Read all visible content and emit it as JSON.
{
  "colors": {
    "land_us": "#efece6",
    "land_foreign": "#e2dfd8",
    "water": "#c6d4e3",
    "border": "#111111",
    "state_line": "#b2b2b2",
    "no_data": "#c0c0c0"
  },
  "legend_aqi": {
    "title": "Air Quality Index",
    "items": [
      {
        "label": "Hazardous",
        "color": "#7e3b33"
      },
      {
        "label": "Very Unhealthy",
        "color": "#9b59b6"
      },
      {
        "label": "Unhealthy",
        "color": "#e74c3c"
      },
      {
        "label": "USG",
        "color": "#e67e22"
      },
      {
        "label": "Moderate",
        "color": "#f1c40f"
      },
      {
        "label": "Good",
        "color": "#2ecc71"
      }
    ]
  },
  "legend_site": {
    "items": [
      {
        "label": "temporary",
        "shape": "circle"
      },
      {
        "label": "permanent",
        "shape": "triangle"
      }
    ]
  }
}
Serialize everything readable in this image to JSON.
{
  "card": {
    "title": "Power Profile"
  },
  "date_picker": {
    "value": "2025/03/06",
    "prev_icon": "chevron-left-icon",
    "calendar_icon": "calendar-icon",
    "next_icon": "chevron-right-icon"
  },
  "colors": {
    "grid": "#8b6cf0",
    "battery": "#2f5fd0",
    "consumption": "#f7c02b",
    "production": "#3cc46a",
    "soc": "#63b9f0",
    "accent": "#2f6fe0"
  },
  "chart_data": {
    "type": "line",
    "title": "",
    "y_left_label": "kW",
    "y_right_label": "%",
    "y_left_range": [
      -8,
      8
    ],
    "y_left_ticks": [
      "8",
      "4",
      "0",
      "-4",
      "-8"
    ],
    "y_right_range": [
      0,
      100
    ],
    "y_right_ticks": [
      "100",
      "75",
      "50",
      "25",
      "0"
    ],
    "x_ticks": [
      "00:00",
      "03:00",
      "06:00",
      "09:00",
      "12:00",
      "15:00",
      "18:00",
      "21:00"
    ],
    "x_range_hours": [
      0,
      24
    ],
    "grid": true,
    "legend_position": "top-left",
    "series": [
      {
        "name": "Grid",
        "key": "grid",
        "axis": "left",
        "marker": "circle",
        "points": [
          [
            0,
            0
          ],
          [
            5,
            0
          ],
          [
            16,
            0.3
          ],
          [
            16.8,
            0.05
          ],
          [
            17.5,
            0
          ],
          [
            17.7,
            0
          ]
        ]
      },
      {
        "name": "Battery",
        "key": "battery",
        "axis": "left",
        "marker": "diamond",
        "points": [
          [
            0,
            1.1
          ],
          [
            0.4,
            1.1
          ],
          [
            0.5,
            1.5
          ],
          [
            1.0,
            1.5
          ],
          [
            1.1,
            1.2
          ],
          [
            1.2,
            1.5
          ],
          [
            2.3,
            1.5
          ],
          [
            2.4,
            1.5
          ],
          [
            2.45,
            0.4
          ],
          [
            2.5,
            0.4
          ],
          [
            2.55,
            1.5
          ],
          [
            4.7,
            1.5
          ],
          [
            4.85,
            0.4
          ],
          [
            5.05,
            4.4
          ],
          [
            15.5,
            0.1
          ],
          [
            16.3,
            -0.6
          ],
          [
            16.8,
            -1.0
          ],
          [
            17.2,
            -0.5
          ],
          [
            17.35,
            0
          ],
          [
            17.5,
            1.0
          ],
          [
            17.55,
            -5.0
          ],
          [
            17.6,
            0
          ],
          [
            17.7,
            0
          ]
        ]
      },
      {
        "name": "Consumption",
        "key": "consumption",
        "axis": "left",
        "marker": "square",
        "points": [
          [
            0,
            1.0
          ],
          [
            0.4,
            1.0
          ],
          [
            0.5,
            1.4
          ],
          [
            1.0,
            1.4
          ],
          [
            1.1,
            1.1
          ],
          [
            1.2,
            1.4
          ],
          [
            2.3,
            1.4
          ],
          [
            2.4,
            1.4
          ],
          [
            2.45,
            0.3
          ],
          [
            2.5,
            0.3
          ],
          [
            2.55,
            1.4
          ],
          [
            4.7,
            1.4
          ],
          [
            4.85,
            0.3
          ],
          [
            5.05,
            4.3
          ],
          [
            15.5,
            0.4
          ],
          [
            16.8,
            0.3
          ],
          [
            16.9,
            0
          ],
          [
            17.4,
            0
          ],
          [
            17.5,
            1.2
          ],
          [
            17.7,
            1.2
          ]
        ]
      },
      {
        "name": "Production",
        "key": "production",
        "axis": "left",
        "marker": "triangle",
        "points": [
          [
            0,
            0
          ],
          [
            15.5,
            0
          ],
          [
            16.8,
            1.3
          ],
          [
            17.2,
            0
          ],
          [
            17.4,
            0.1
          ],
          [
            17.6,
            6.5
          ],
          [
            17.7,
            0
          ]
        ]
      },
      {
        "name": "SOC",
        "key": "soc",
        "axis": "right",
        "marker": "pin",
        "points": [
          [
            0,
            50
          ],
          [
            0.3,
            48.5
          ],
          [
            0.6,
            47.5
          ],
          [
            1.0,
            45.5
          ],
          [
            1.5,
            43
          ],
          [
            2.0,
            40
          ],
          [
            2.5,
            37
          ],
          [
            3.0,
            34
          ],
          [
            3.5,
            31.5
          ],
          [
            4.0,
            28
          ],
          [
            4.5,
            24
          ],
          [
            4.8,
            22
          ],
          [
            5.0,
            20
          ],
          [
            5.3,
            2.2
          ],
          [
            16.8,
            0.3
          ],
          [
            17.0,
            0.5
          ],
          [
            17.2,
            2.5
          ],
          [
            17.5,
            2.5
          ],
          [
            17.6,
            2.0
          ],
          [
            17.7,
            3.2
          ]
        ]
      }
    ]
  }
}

----

Task: Filter the records above for "chevron" and copy every matching line.

Solved exercise:
    "prev_icon": "chevron-left-icon",
    "next_icon": "chevron-right-icon"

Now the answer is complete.